WHAT YOU HAVE TO DO:
Filter these entries so that only lines with the word "JSON" remain.

[Entries from a visual dataset]

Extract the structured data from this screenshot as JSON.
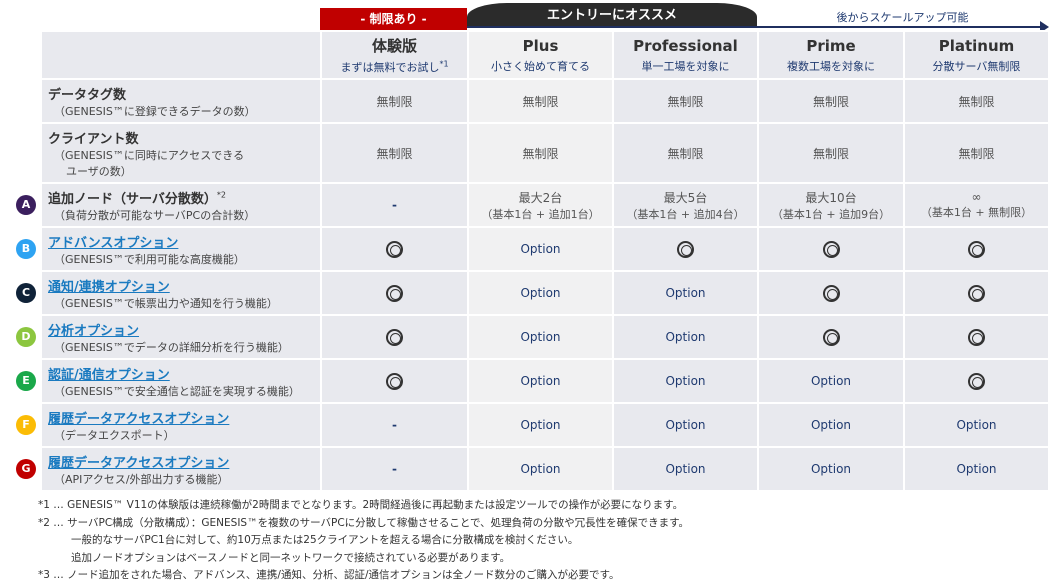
{
  "banners": {
    "limited": "- 制限あり -",
    "entry": "エントリーにオススメ",
    "scale": "後からスケールアップ可能"
  },
  "plans": [
    {
      "name": "体験版",
      "sub": "まずは無料でお試し",
      "sup": "*1"
    },
    {
      "name": "Plus",
      "sub": "小さく始めて育てる"
    },
    {
      "name": "Professional",
      "sub": "単一工場を対象に"
    },
    {
      "name": "Prime",
      "sub": "複数工場を対象に"
    },
    {
      "name": "Platinum",
      "sub": "分散サーバ無制限"
    }
  ],
  "rows": [
    {
      "title": "データタグ数",
      "desc": "（GENESIS™に登録できるデータの数）",
      "values": [
        "無制限",
        "無制限",
        "無制限",
        "無制限",
        "無制限"
      ]
    },
    {
      "title": "クライアント数",
      "desc": "（GENESIS™に同時にアクセスできる",
      "desc2": "ユーザの数）",
      "values": [
        "無制限",
        "無制限",
        "無制限",
        "無制限",
        "無制限"
      ]
    },
    {
      "badge": "A",
      "color": "#3b1f5e",
      "title": "追加ノード（サーバ分散数）",
      "sup": "*2",
      "desc": "（負荷分散が可能なサーバPCの合計数）",
      "values": [
        "-",
        "最大2台",
        "最大5台",
        "最大10台",
        "∞"
      ],
      "values2": [
        "",
        "（基本1台 + 追加1台）",
        "（基本1台 + 追加4台）",
        "（基本1台 + 追加9台）",
        "（基本1台 + 無制限）"
      ]
    },
    {
      "badge": "B",
      "color": "#2ea3f2",
      "link": true,
      "title": "アドバンスオプション",
      "desc": "（GENESIS™で利用可能な高度機能）",
      "values": [
        "◎",
        "Option",
        "◎",
        "◎",
        "◎"
      ]
    },
    {
      "badge": "C",
      "color": "#0f2238",
      "link": true,
      "title": "通知/連携オプション",
      "desc": "（GENESIS™で帳票出力や通知を行う機能）",
      "values": [
        "◎",
        "Option",
        "Option",
        "◎",
        "◎"
      ]
    },
    {
      "badge": "D",
      "color": "#8cc63f",
      "link": true,
      "title": "分析オプション",
      "desc": "（GENESIS™でデータの詳細分析を行う機能）",
      "values": [
        "◎",
        "Option",
        "Option",
        "◎",
        "◎"
      ]
    },
    {
      "badge": "E",
      "color": "#1aa84a",
      "link": true,
      "title": "認証/通信オプション",
      "desc": "（GENESIS™で安全通信と認証を実現する機能）",
      "values": [
        "◎",
        "Option",
        "Option",
        "Option",
        "◎"
      ]
    },
    {
      "badge": "F",
      "color": "#fbbc05",
      "link": true,
      "title": "履歴データアクセスオプション",
      "desc": "（データエクスポート）",
      "values": [
        "-",
        "Option",
        "Option",
        "Option",
        "Option"
      ]
    },
    {
      "badge": "G",
      "color": "#c00000",
      "link": true,
      "title": "履歴データアクセスオプション",
      "desc": "（APIアクセス/外部出力する機能）",
      "values": [
        "-",
        "Option",
        "Option",
        "Option",
        "Option"
      ]
    }
  ],
  "notes": [
    "*1 … GENESIS™ V11の体験版は連続稼働が2時間までとなります。2時間経過後に再起動または設定ツールでの操作が必要になります。",
    "*2 … サーバPC構成（分散構成）：GENESIS™を複数のサーバPCに分散して稼働させることで、処理負荷の分散や冗長性を確保できます。",
    "一般的なサーバPC1台に対して、約10万点または25クライアントを超える場合に分散構成を検討ください。",
    "追加ノードオプションはベースノードと同一ネットワークで接続されている必要があります。",
    "*3 … ノード追加をされた場合、アドバンス、連携/通知、分析、認証/通信オプションは全ノード数分のご購入が必要です。"
  ]
}
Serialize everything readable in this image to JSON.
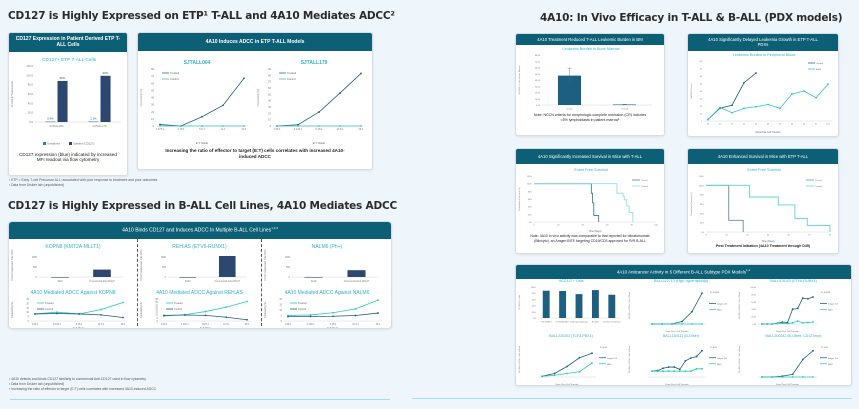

RESPONSE BELOW:
Extract the structured data from this screenshot as JSON.
Serialize everything readable in this image to JSON.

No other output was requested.